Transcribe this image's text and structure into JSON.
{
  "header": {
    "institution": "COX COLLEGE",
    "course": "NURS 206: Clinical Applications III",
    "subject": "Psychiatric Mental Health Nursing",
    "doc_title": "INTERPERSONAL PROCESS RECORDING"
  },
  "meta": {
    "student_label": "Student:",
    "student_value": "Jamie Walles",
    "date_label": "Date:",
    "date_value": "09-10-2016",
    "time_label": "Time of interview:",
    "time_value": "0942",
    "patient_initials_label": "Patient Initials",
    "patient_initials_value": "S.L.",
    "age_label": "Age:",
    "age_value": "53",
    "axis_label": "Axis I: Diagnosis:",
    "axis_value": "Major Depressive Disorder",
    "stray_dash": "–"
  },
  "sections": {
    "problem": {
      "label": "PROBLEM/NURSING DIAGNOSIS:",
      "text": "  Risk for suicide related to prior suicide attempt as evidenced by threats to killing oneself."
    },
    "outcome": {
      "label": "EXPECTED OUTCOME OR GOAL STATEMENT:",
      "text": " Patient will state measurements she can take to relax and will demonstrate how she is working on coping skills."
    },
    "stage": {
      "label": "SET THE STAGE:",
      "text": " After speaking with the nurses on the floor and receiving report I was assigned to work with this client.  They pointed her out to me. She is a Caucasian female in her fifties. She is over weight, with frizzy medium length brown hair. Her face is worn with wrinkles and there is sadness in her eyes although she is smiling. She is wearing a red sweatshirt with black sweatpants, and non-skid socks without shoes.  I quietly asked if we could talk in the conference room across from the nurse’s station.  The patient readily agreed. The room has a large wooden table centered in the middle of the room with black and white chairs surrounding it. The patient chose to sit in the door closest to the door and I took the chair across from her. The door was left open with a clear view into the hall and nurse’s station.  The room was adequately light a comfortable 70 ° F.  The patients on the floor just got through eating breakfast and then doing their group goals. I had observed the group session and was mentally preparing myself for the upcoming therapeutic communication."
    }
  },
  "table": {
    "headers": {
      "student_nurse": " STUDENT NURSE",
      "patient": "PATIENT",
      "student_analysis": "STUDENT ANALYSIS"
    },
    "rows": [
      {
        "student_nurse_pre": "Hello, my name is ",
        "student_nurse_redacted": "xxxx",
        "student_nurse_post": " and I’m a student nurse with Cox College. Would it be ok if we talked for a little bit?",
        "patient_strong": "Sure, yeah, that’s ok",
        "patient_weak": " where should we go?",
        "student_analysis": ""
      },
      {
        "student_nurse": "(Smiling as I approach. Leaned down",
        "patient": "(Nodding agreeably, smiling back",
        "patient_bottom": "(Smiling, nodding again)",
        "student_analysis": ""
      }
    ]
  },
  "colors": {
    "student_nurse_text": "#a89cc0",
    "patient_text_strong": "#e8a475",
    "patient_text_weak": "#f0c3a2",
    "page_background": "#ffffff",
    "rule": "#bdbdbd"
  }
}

..............................

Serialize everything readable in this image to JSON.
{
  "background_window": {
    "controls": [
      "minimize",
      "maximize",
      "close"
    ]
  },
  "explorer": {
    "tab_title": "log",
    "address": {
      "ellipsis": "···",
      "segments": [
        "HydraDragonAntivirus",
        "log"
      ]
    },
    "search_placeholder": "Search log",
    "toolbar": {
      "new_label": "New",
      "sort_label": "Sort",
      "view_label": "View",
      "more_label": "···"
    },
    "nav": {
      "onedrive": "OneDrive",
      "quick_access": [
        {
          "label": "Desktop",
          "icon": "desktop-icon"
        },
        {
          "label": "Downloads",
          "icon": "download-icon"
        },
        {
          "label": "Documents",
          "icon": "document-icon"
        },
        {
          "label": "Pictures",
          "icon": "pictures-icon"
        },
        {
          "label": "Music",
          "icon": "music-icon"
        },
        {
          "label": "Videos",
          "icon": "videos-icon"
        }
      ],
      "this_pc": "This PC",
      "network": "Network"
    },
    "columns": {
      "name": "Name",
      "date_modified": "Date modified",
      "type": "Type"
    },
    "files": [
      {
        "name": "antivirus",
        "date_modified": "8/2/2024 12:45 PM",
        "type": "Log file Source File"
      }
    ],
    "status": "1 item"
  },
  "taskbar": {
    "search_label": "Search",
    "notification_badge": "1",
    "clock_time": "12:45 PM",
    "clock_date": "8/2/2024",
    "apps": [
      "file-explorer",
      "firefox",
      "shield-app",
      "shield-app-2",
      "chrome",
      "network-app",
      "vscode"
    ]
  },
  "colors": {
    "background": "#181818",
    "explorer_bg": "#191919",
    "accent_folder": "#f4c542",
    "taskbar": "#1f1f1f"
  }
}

..............................

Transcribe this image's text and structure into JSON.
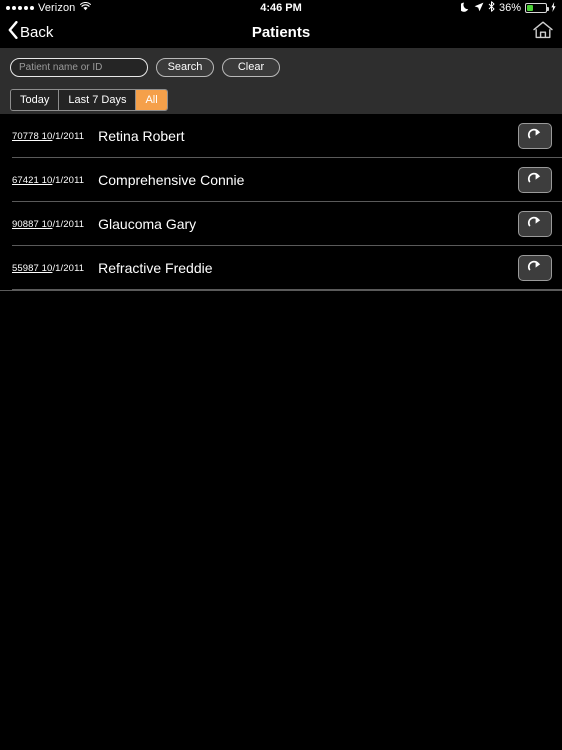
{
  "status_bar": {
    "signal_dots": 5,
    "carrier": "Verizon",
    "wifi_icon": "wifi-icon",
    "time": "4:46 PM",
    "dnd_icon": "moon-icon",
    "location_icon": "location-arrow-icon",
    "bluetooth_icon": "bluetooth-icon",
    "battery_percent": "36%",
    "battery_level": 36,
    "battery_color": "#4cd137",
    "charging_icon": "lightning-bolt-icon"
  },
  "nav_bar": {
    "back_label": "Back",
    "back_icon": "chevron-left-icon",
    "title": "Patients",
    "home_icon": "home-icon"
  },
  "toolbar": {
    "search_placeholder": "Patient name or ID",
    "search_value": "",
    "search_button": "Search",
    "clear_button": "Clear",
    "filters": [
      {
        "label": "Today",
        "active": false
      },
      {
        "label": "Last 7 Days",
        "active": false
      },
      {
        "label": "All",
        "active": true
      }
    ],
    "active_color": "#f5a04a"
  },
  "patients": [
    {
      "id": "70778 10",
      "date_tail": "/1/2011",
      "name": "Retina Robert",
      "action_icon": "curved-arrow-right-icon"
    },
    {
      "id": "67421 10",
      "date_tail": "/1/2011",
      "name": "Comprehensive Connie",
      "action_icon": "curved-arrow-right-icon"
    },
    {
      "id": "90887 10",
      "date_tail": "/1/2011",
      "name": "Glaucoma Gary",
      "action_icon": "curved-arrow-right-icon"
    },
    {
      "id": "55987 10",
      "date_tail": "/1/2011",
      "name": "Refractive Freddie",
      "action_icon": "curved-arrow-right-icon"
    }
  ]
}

..............................

▶ **Try it**: For this exercise, work out how many lines in the material include "table", and give only the number.

▶ **Answer box**: 2